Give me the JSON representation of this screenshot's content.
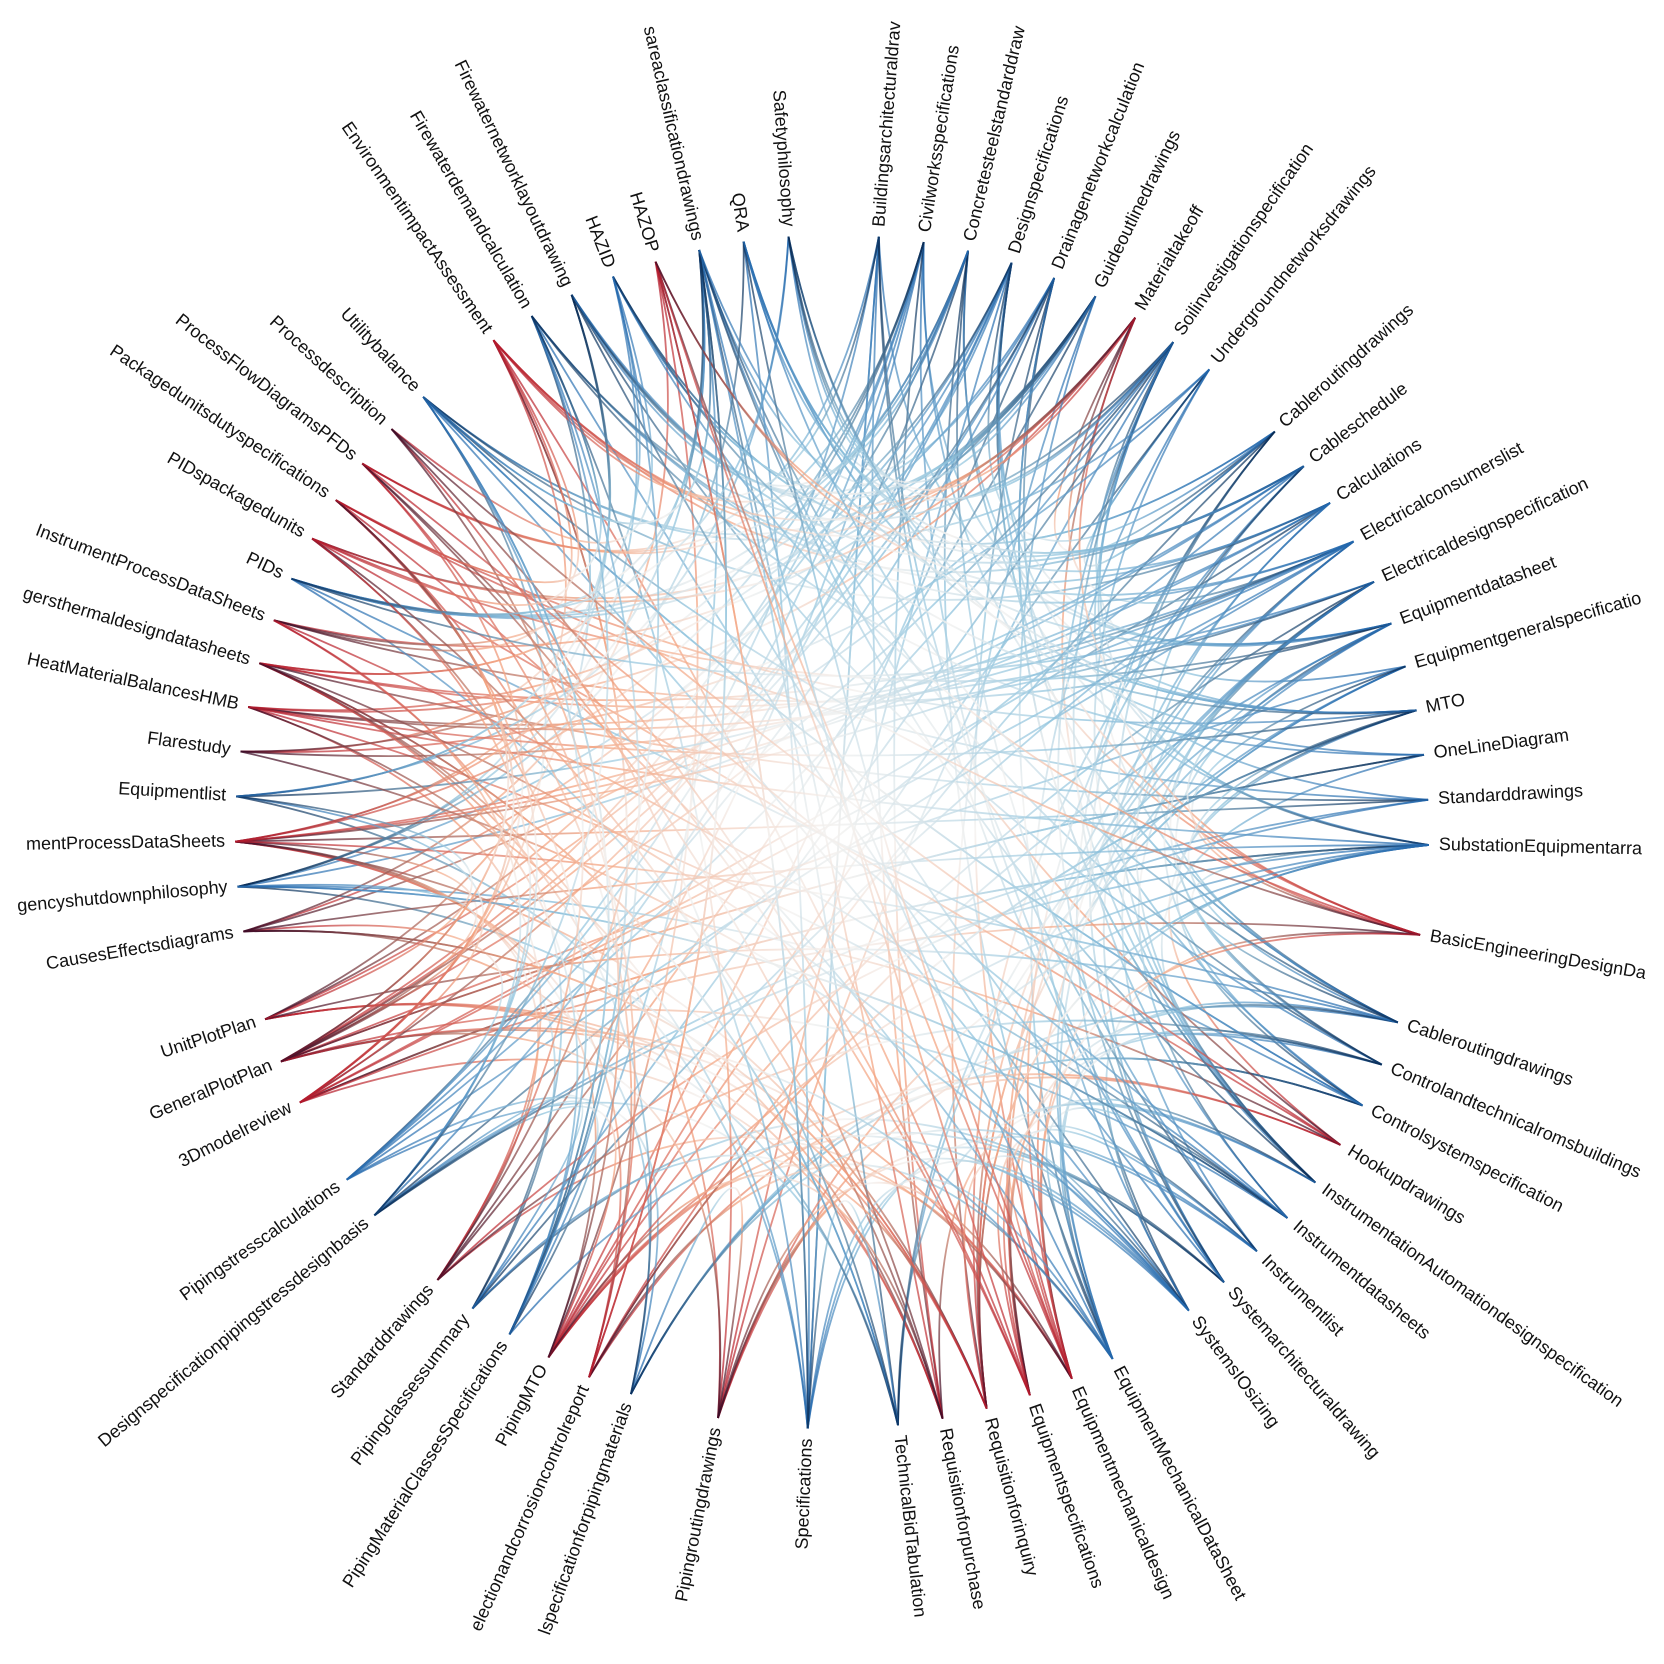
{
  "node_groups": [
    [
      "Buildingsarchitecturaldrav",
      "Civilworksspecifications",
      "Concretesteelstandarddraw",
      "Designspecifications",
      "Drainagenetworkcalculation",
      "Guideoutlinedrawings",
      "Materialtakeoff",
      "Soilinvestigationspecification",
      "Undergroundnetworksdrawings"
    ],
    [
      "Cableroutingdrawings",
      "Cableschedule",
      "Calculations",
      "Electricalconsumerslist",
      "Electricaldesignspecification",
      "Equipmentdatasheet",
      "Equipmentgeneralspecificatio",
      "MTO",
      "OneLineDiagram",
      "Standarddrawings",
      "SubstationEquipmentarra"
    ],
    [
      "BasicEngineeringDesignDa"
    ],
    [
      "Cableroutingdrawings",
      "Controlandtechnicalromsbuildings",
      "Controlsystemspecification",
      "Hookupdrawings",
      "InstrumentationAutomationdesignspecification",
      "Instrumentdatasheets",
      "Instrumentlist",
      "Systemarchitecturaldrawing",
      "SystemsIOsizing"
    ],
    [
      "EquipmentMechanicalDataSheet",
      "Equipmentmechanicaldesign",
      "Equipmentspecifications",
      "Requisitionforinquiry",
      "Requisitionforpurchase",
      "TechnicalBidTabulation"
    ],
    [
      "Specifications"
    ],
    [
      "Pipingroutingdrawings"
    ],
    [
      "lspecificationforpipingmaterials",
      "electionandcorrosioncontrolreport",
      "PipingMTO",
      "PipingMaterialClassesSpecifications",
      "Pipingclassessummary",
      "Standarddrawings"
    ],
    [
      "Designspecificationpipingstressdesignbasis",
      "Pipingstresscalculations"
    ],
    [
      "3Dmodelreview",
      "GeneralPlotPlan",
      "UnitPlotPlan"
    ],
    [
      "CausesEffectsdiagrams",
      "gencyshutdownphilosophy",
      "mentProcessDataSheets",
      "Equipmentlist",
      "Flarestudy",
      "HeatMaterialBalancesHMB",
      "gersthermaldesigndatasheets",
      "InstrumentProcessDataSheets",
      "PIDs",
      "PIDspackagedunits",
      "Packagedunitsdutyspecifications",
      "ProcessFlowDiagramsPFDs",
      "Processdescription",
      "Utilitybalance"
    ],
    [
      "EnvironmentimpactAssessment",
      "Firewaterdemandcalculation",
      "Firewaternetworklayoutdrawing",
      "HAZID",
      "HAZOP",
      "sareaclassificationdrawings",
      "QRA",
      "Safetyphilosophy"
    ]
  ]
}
· · · · · · ·
• [Directions for this task]: Restate every record exactly, please; do not copy the pictures.

• [Reply]:
Give me the JSON representation of this screenshot's content.
{
  "node_groups": [
    [
      "Buildingsarchitecturaldrav",
      "Civilworksspecifications",
      "Concretesteelstandarddraw",
      "Designspecifications",
      "Drainagenetworkcalculation",
      "Guideoutlinedrawings",
      "Materialtakeoff",
      "Soilinvestigationspecification",
      "Undergroundnetworksdrawings"
    ],
    [
      "Cableroutingdrawings",
      "Cableschedule",
      "Calculations",
      "Electricalconsumerslist",
      "Electricaldesignspecification",
      "Equipmentdatasheet",
      "Equipmentgeneralspecificatio",
      "MTO",
      "OneLineDiagram",
      "Standarddrawings",
      "SubstationEquipmentarra"
    ],
    [
      "BasicEngineeringDesignDa"
    ],
    [
      "Cableroutingdrawings",
      "Controlandtechnicalromsbuildings",
      "Controlsystemspecification",
      "Hookupdrawings",
      "InstrumentationAutomationdesignspecification",
      "Instrumentdatasheets",
      "Instrumentlist",
      "Systemarchitecturaldrawing",
      "SystemsIOsizing"
    ],
    [
      "EquipmentMechanicalDataSheet",
      "Equipmentmechanicaldesign",
      "Equipmentspecifications",
      "Requisitionforinquiry",
      "Requisitionforpurchase",
      "TechnicalBidTabulation"
    ],
    [
      "Specifications"
    ],
    [
      "Pipingroutingdrawings"
    ],
    [
      "lspecificationforpipingmaterials",
      "electionandcorrosioncontrolreport",
      "PipingMTO",
      "PipingMaterialClassesSpecifications",
      "Pipingclassessummary",
      "Standarddrawings"
    ],
    [
      "Designspecificationpipingstressdesignbasis",
      "Pipingstresscalculations"
    ],
    [
      "3Dmodelreview",
      "GeneralPlotPlan",
      "UnitPlotPlan"
    ],
    [
      "CausesEffectsdiagrams",
      "gencyshutdownphilosophy",
      "mentProcessDataSheets",
      "Equipmentlist",
      "Flarestudy",
      "HeatMaterialBalancesHMB",
      "gersthermaldesigndatasheets",
      "InstrumentProcessDataSheets",
      "PIDs",
      "PIDspackagedunits",
      "Packagedunitsdutyspecifications",
      "ProcessFlowDiagramsPFDs",
      "Processdescription",
      "Utilitybalance"
    ],
    [
      "EnvironmentimpactAssessment",
      "Firewaterdemandcalculation",
      "Firewaternetworklayoutdrawing",
      "HAZID",
      "HAZOP",
      "sareaclassificationdrawings",
      "QRA",
      "Safetyphilosophy"
    ]
  ]
}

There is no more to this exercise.